*** ENTRIES ***
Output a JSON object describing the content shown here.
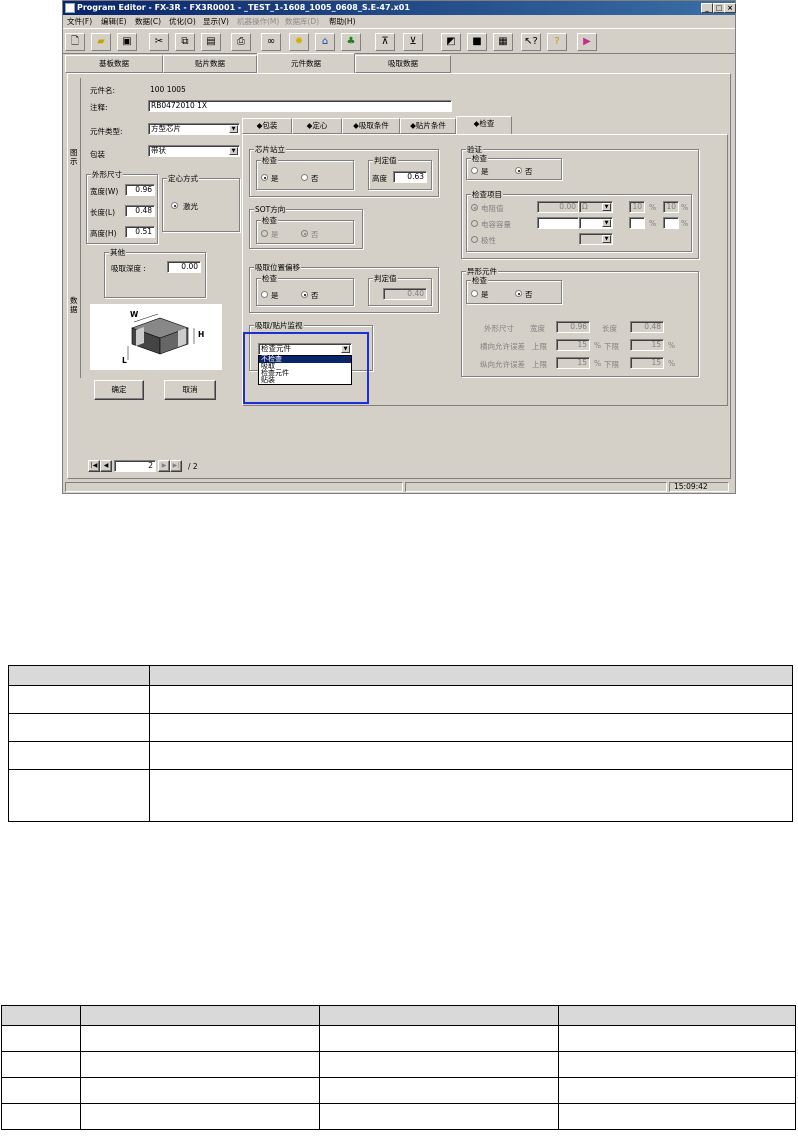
{
  "window": {
    "title": "Program Editor - FX-3R - FX3R0001 - _TEST_1-1608_1005_0608_S.E-47.x01",
    "menus": [
      {
        "label": "文件(F)",
        "enabled": true
      },
      {
        "label": "编辑(E)",
        "enabled": true
      },
      {
        "label": "数据(C)",
        "enabled": true
      },
      {
        "label": "优化(O)",
        "enabled": true
      },
      {
        "label": "显示(V)",
        "enabled": true
      },
      {
        "label": "机器操作(M)",
        "enabled": false
      },
      {
        "label": "数据库(D)",
        "enabled": false
      },
      {
        "label": "帮助(H)",
        "enabled": true
      }
    ],
    "toolbar_icons": [
      "new-icon",
      "open-icon",
      "save-icon",
      "cut-icon",
      "copy-icon",
      "paste-icon",
      "print-icon",
      "binoculars-icon",
      "bulb-icon",
      "machine-icon",
      "component-icon",
      "align-top-icon",
      "align-bottom-icon",
      "move-icon",
      "stop-icon",
      "grid-icon",
      "context-help-icon",
      "help-icon",
      "exit-icon"
    ],
    "main_tabs": [
      "基板数据",
      "贴片数据",
      "元件数据",
      "吸取数据"
    ],
    "active_main_tab": "元件数据",
    "side_tabs": [
      "图示",
      "数据"
    ],
    "status_time": "15:09:42"
  },
  "component": {
    "name_label": "元件名:",
    "name_value": "100 1005",
    "comment_label": "注释:",
    "comment_value": "RB0472010 1X",
    "type_label": "元件类型:",
    "type_value": "方型芯片",
    "package_label": "包装",
    "package_value": "带状",
    "outer_size": {
      "title": "外形尺寸",
      "width_label": "宽度(W)",
      "width_value": "0.96",
      "length_label": "长度(L)",
      "length_value": "0.48",
      "height_label": "高度(H)",
      "height_value": "0.51"
    },
    "centering": {
      "title": "定心方式",
      "option": "激光"
    },
    "other": {
      "title": "其他",
      "depth_label": "吸取深度 :",
      "depth_value": "0.00"
    },
    "ok_label": "确定",
    "cancel_label": "取消",
    "nav": {
      "page": "2",
      "total": "/ 2"
    }
  },
  "sub_tabs": [
    "◆包装",
    "◆定心",
    "◆吸取条件",
    "◆贴片条件",
    "◆检查"
  ],
  "active_sub_tab": "◆检查",
  "check": {
    "standing": {
      "title": "芯片站立",
      "check_title": "检查",
      "yes": "是",
      "no": "否",
      "selected": "是",
      "judge_title": "判定值",
      "height_label": "高度",
      "height_value": "0.63"
    },
    "sot": {
      "title": "SOT方向",
      "check_title": "检查",
      "yes": "是",
      "no": "否",
      "selected": "否"
    },
    "pick_offset": {
      "title": "吸取位置偏移",
      "check_title": "检查",
      "yes": "是",
      "no": "否",
      "selected": "否",
      "judge_title": "判定值",
      "value": "0.40"
    },
    "monitor": {
      "title": "吸取/贴片监视",
      "selected": "检查元件",
      "options": [
        "不检查",
        "吸取",
        "检查元件",
        "贴装"
      ],
      "highlighted": "不检查"
    },
    "verify": {
      "title": "验证",
      "check_title": "检查",
      "yes": "是",
      "no": "否",
      "selected": "否",
      "items_title": "检查项目",
      "rows": [
        {
          "label": "电阻值",
          "value": "0.00",
          "unit": "Ω",
          "tol1": "10",
          "tol2": "10"
        },
        {
          "label": "电容容量",
          "value": "",
          "unit": "",
          "tol1": "",
          "tol2": ""
        },
        {
          "label": "极性",
          "value": "",
          "unit": "",
          "tol1": "",
          "tol2": ""
        }
      ],
      "pct": "%"
    },
    "odd_part": {
      "title": "异形元件",
      "check_title": "检查",
      "yes": "是",
      "no": "否",
      "selected": "否",
      "size_label": "外形尺寸",
      "width_label": "宽度",
      "width_value": "0.96",
      "length_label": "长度",
      "length_value": "0.48",
      "horiz_label": "横向允许误差",
      "vert_label": "纵向允许误差",
      "upper_label": "上限",
      "lower_label": "下限",
      "horiz_upper": "15",
      "horiz_lower": "15",
      "vert_upper": "15",
      "vert_lower": "15",
      "pct": "%"
    }
  },
  "diagram": {
    "w": "W",
    "h": "H",
    "l": "L"
  }
}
***
WORK TO COMPLETE: Make a verbatim copy of all the entries and strip out the pictures.

SOLUTION FOR THIS PROBLEM:
Output a JSON object describing the content shown here.
{
  "window": {
    "title": "Program Editor - FX-3R - FX3R0001 - _TEST_1-1608_1005_0608_S.E-47.x01",
    "menus": [
      {
        "label": "文件(F)",
        "enabled": true
      },
      {
        "label": "编辑(E)",
        "enabled": true
      },
      {
        "label": "数据(C)",
        "enabled": true
      },
      {
        "label": "优化(O)",
        "enabled": true
      },
      {
        "label": "显示(V)",
        "enabled": true
      },
      {
        "label": "机器操作(M)",
        "enabled": false
      },
      {
        "label": "数据库(D)",
        "enabled": false
      },
      {
        "label": "帮助(H)",
        "enabled": true
      }
    ],
    "toolbar_icons": [
      "new-icon",
      "open-icon",
      "save-icon",
      "cut-icon",
      "copy-icon",
      "paste-icon",
      "print-icon",
      "binoculars-icon",
      "bulb-icon",
      "machine-icon",
      "component-icon",
      "align-top-icon",
      "align-bottom-icon",
      "move-icon",
      "stop-icon",
      "grid-icon",
      "context-help-icon",
      "help-icon",
      "exit-icon"
    ],
    "main_tabs": [
      "基板数据",
      "贴片数据",
      "元件数据",
      "吸取数据"
    ],
    "active_main_tab": "元件数据",
    "side_tabs": [
      "图示",
      "数据"
    ],
    "status_time": "15:09:42"
  },
  "component": {
    "name_label": "元件名:",
    "name_value": "100 1005",
    "comment_label": "注释:",
    "comment_value": "RB0472010 1X",
    "type_label": "元件类型:",
    "type_value": "方型芯片",
    "package_label": "包装",
    "package_value": "带状",
    "outer_size": {
      "title": "外形尺寸",
      "width_label": "宽度(W)",
      "width_value": "0.96",
      "length_label": "长度(L)",
      "length_value": "0.48",
      "height_label": "高度(H)",
      "height_value": "0.51"
    },
    "centering": {
      "title": "定心方式",
      "option": "激光"
    },
    "other": {
      "title": "其他",
      "depth_label": "吸取深度 :",
      "depth_value": "0.00"
    },
    "ok_label": "确定",
    "cancel_label": "取消",
    "nav": {
      "page": "2",
      "total": "/ 2"
    }
  },
  "sub_tabs": [
    "◆包装",
    "◆定心",
    "◆吸取条件",
    "◆贴片条件",
    "◆检查"
  ],
  "active_sub_tab": "◆检查",
  "check": {
    "standing": {
      "title": "芯片站立",
      "check_title": "检查",
      "yes": "是",
      "no": "否",
      "selected": "是",
      "judge_title": "判定值",
      "height_label": "高度",
      "height_value": "0.63"
    },
    "sot": {
      "title": "SOT方向",
      "check_title": "检查",
      "yes": "是",
      "no": "否",
      "selected": "否"
    },
    "pick_offset": {
      "title": "吸取位置偏移",
      "check_title": "检查",
      "yes": "是",
      "no": "否",
      "selected": "否",
      "judge_title": "判定值",
      "value": "0.40"
    },
    "monitor": {
      "title": "吸取/贴片监视",
      "selected": "检查元件",
      "options": [
        "不检查",
        "吸取",
        "检查元件",
        "贴装"
      ],
      "highlighted": "不检查"
    },
    "verify": {
      "title": "验证",
      "check_title": "检查",
      "yes": "是",
      "no": "否",
      "selected": "否",
      "items_title": "检查项目",
      "rows": [
        {
          "label": "电阻值",
          "value": "0.00",
          "unit": "Ω",
          "tol1": "10",
          "tol2": "10"
        },
        {
          "label": "电容容量",
          "value": "",
          "unit": "",
          "tol1": "",
          "tol2": ""
        },
        {
          "label": "极性",
          "value": "",
          "unit": "",
          "tol1": "",
          "tol2": ""
        }
      ],
      "pct": "%"
    },
    "odd_part": {
      "title": "异形元件",
      "check_title": "检查",
      "yes": "是",
      "no": "否",
      "selected": "否",
      "size_label": "外形尺寸",
      "width_label": "宽度",
      "width_value": "0.96",
      "length_label": "长度",
      "length_value": "0.48",
      "horiz_label": "横向允许误差",
      "vert_label": "纵向允许误差",
      "upper_label": "上限",
      "lower_label": "下限",
      "horiz_upper": "15",
      "horiz_lower": "15",
      "vert_upper": "15",
      "vert_lower": "15",
      "pct": "%"
    }
  },
  "diagram": {
    "w": "W",
    "h": "H",
    "l": "L"
  }
}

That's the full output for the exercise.